**STORED DATA**:
^^^^^^^^
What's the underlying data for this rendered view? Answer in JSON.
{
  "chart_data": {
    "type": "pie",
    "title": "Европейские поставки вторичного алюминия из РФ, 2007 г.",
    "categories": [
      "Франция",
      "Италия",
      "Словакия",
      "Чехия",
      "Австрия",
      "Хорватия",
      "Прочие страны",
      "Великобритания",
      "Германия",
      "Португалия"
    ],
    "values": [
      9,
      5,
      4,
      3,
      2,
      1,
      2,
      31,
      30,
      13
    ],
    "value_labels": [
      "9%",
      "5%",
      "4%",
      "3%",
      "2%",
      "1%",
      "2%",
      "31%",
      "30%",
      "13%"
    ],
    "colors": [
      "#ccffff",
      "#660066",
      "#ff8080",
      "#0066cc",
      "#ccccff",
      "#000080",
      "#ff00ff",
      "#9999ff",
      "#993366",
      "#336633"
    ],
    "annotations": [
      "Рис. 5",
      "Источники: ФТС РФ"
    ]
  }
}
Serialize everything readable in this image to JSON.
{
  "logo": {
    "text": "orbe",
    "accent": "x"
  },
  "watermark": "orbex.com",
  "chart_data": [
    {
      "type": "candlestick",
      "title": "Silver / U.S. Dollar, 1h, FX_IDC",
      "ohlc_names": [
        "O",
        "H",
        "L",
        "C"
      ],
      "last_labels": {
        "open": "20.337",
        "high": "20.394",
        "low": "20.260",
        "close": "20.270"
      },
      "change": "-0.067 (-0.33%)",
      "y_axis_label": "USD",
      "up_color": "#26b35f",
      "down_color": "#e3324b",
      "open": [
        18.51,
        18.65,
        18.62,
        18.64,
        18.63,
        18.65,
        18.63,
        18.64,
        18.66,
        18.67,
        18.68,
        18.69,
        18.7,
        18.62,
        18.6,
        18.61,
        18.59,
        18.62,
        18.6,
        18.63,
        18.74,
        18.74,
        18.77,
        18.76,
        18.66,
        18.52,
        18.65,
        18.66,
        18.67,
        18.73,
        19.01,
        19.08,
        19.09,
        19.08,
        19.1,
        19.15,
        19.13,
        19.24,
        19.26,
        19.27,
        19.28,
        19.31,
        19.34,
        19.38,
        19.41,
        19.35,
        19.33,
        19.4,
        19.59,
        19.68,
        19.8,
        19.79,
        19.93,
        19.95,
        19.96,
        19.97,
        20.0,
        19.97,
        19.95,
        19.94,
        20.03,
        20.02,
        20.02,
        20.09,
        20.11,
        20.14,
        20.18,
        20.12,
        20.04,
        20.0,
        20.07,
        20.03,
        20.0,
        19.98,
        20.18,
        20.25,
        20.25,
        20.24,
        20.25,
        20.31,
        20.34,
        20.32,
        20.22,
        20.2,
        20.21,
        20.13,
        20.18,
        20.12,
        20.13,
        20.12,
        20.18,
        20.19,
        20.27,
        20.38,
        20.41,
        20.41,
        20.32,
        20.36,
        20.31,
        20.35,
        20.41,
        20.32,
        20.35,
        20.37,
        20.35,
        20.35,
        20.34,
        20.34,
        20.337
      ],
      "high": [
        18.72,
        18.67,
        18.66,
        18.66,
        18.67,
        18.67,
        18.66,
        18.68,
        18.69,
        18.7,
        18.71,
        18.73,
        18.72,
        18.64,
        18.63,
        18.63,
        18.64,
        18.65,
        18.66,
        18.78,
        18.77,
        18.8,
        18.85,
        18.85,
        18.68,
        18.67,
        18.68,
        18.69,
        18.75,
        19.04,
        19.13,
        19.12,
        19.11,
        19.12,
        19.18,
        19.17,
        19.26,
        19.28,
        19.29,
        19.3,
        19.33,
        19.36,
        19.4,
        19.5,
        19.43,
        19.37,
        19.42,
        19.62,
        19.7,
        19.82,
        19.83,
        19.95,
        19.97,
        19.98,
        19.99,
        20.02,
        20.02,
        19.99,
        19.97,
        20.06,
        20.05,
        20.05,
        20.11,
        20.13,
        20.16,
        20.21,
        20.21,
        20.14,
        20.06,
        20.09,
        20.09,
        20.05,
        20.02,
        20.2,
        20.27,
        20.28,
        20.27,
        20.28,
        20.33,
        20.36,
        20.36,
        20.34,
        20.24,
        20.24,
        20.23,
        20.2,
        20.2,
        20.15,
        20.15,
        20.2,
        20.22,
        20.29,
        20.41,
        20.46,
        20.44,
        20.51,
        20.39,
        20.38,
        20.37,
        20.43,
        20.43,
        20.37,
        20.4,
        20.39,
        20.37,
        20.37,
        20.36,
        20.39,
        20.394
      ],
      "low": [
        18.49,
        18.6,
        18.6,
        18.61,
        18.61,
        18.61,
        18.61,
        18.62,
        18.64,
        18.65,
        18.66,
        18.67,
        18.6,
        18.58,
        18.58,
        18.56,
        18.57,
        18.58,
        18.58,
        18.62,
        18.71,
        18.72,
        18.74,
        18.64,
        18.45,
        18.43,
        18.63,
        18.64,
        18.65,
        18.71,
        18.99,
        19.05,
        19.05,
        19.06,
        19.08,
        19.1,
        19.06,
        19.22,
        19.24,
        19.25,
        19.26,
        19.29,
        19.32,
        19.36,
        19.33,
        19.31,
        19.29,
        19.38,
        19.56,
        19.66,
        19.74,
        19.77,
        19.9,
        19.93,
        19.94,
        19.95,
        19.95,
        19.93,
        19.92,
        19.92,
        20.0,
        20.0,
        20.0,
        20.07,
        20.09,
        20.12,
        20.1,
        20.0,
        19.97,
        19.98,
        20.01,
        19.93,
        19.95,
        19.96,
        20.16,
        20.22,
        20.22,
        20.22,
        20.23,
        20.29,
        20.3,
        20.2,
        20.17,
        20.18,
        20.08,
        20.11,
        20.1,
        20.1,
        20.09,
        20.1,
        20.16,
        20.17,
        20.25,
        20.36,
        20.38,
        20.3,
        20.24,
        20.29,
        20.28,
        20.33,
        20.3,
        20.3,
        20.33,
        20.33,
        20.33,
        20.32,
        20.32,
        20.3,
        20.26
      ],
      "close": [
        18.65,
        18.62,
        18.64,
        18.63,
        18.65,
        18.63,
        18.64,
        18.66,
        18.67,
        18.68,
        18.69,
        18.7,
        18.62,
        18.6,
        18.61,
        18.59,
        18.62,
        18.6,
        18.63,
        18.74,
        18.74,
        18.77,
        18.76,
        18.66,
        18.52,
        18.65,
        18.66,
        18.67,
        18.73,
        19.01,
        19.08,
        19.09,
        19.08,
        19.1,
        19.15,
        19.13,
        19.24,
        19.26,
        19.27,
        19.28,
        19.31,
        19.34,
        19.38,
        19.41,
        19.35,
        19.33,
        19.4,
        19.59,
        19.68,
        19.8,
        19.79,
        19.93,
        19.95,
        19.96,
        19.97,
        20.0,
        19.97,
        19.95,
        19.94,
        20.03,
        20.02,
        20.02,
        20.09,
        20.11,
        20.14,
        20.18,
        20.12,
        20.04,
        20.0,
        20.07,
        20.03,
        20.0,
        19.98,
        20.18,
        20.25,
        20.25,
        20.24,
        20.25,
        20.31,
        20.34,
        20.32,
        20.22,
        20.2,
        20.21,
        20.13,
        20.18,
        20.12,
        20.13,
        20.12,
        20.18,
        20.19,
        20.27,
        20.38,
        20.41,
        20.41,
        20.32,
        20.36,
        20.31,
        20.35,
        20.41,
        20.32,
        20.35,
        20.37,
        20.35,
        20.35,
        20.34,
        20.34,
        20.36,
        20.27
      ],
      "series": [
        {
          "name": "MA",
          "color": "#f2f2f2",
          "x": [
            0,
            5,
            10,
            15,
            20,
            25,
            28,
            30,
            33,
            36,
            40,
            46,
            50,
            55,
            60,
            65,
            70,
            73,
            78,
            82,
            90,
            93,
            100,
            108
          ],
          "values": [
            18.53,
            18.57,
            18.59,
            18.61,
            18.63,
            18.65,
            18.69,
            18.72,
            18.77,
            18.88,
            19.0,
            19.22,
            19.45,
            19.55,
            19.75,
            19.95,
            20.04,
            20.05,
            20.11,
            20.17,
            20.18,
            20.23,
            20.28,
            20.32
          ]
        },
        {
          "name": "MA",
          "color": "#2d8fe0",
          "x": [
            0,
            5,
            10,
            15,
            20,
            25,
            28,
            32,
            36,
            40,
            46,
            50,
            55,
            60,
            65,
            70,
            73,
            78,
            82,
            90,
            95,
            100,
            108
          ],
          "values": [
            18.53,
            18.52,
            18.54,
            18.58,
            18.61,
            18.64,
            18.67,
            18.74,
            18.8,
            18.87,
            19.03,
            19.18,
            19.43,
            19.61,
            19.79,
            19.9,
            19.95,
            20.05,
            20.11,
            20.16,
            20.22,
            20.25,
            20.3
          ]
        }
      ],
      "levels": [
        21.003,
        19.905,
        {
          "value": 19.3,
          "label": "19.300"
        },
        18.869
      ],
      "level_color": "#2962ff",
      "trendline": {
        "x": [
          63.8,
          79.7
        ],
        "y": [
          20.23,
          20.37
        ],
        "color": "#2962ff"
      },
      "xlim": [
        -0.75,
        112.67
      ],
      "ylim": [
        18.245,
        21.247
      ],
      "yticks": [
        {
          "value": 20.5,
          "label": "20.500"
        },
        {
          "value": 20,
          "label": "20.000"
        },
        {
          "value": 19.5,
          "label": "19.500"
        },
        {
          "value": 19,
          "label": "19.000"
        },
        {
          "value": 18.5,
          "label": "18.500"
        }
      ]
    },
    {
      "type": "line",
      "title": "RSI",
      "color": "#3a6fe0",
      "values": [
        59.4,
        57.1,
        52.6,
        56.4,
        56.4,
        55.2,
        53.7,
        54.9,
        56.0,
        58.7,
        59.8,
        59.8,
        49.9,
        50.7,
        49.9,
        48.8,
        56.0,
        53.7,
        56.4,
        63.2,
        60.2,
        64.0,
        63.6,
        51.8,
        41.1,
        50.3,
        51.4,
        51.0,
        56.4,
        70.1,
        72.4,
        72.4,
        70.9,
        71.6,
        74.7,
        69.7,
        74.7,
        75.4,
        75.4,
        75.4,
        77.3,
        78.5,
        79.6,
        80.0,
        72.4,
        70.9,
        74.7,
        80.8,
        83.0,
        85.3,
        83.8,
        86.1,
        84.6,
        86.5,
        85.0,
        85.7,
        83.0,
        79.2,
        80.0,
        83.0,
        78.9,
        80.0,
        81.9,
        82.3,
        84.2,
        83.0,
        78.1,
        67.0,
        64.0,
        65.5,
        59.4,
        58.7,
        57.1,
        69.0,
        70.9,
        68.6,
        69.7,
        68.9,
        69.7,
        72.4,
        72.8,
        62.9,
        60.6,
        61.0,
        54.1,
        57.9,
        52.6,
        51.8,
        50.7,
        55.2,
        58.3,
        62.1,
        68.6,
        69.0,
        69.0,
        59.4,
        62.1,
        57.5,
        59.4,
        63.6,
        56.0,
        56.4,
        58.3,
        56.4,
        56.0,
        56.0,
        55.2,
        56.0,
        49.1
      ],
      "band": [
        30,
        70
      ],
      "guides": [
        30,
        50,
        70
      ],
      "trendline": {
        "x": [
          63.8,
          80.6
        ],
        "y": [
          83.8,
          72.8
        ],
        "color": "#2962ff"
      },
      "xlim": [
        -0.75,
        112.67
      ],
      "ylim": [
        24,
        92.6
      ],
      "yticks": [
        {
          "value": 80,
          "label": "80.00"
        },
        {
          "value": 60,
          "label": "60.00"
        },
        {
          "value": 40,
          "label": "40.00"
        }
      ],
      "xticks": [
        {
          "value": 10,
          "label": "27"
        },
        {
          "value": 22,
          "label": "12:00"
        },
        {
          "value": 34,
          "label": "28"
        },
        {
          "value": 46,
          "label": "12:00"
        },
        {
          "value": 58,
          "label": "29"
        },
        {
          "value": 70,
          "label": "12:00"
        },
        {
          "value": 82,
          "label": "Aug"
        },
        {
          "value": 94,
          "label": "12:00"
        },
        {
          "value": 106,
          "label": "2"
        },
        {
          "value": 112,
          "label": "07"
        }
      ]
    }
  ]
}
^^^^^^^^
**TASK TO COMPLETE**:
Select all lines in the listing above where the word "this" appears, and show them.

**ANSWER BELOW**:
What's the underlying data for this rendered view? Answer in JSON.
Serialize everything readable in this image to JSON.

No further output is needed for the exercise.